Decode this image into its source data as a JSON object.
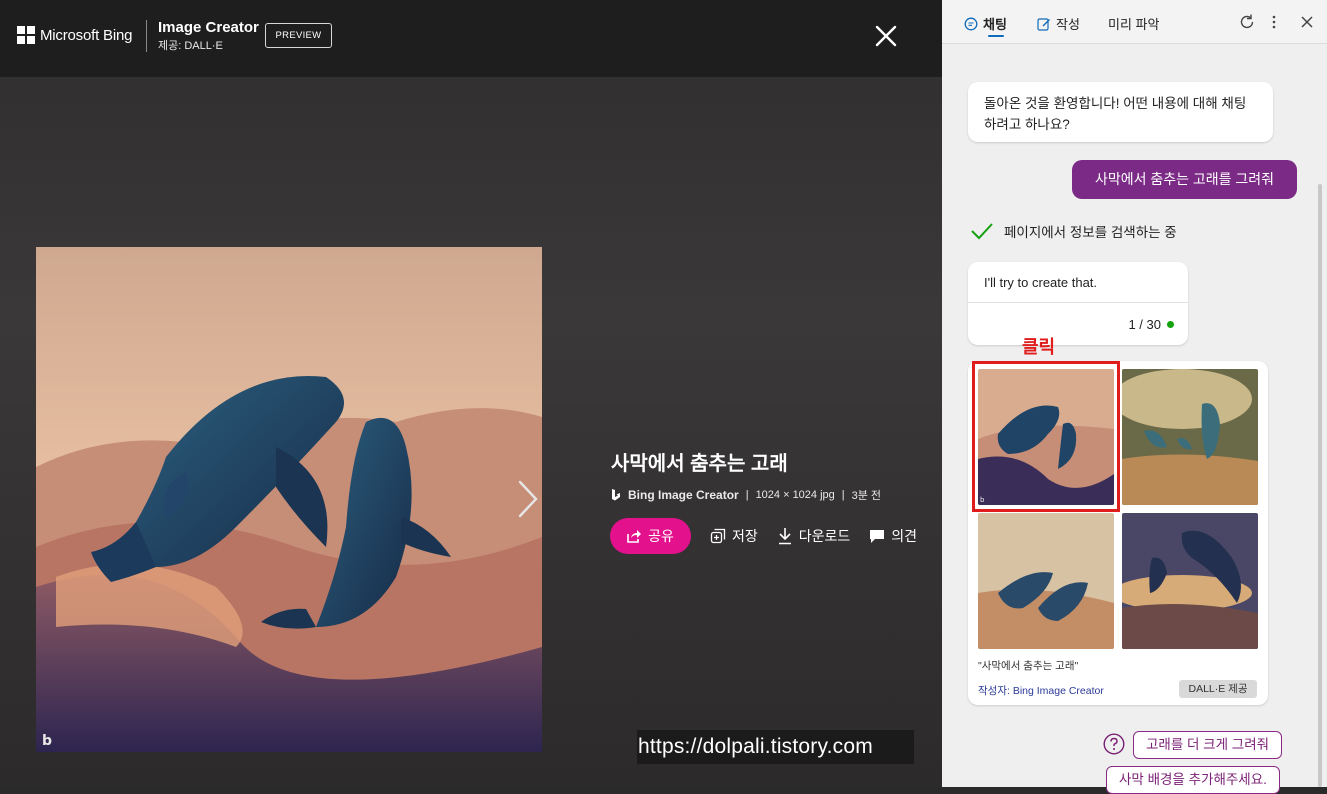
{
  "header": {
    "brand": "Microsoft Bing",
    "product_title": "Image Creator",
    "product_sub": "제공: DALL·E",
    "preview_label": "PREVIEW"
  },
  "viewer": {
    "title": "사막에서 춤추는 고래",
    "meta": {
      "source": "Bing Image Creator",
      "sep1": "|",
      "dims": "1024 × 1024 jpg",
      "sep2": "|",
      "age": "3분 전"
    },
    "actions": {
      "share": "공유",
      "save": "저장",
      "download": "다운로드",
      "feedback": "의견"
    },
    "watermark": "https://dolpali.tistory.com"
  },
  "panel": {
    "tabs": [
      {
        "label": "채팅"
      },
      {
        "label": "작성"
      },
      {
        "label": "미리 파악"
      }
    ],
    "greeting": "돌아온 것을 환영합니다! 어떤 내용에 대해 채팅하려고 하나요?",
    "user_message": "사막에서 춤추는 고래를 그려줘",
    "search_status": "페이지에서 정보를 검색하는 중",
    "reply": "I'll try to create that.",
    "counter": "1 / 30",
    "annotation": "클릭",
    "prompt_quote": "\"사막에서 춤추는 고래\"",
    "creator": "작성자: Bing Image Creator",
    "badge": "DALL·E 제공",
    "suggestions": [
      "고래를 더 크게 그려줘",
      "사막 배경을 추가해주세요."
    ]
  },
  "colors": {
    "accent_pink": "#e3128c",
    "user_bubble": "#7b2a86",
    "annotation_red": "#e01c1c",
    "status_green": "#13a10e"
  }
}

**STATED EXERCISE**
Restate the whole listing above exactly, please, omitting every image.

**RESPONSE FOR THIS EXERCISE**
Decode this image into its source data as a JSON object.
{
  "header": {
    "brand": "Microsoft Bing",
    "product_title": "Image Creator",
    "product_sub": "제공: DALL·E",
    "preview_label": "PREVIEW"
  },
  "viewer": {
    "title": "사막에서 춤추는 고래",
    "meta": {
      "source": "Bing Image Creator",
      "sep1": "|",
      "dims": "1024 × 1024 jpg",
      "sep2": "|",
      "age": "3분 전"
    },
    "actions": {
      "share": "공유",
      "save": "저장",
      "download": "다운로드",
      "feedback": "의견"
    },
    "watermark": "https://dolpali.tistory.com"
  },
  "panel": {
    "tabs": [
      {
        "label": "채팅"
      },
      {
        "label": "작성"
      },
      {
        "label": "미리 파악"
      }
    ],
    "greeting": "돌아온 것을 환영합니다! 어떤 내용에 대해 채팅하려고 하나요?",
    "user_message": "사막에서 춤추는 고래를 그려줘",
    "search_status": "페이지에서 정보를 검색하는 중",
    "reply": "I'll try to create that.",
    "counter": "1 / 30",
    "annotation": "클릭",
    "prompt_quote": "\"사막에서 춤추는 고래\"",
    "creator": "작성자: Bing Image Creator",
    "badge": "DALL·E 제공",
    "suggestions": [
      "고래를 더 크게 그려줘",
      "사막 배경을 추가해주세요."
    ]
  },
  "colors": {
    "accent_pink": "#e3128c",
    "user_bubble": "#7b2a86",
    "annotation_red": "#e01c1c",
    "status_green": "#13a10e"
  }
}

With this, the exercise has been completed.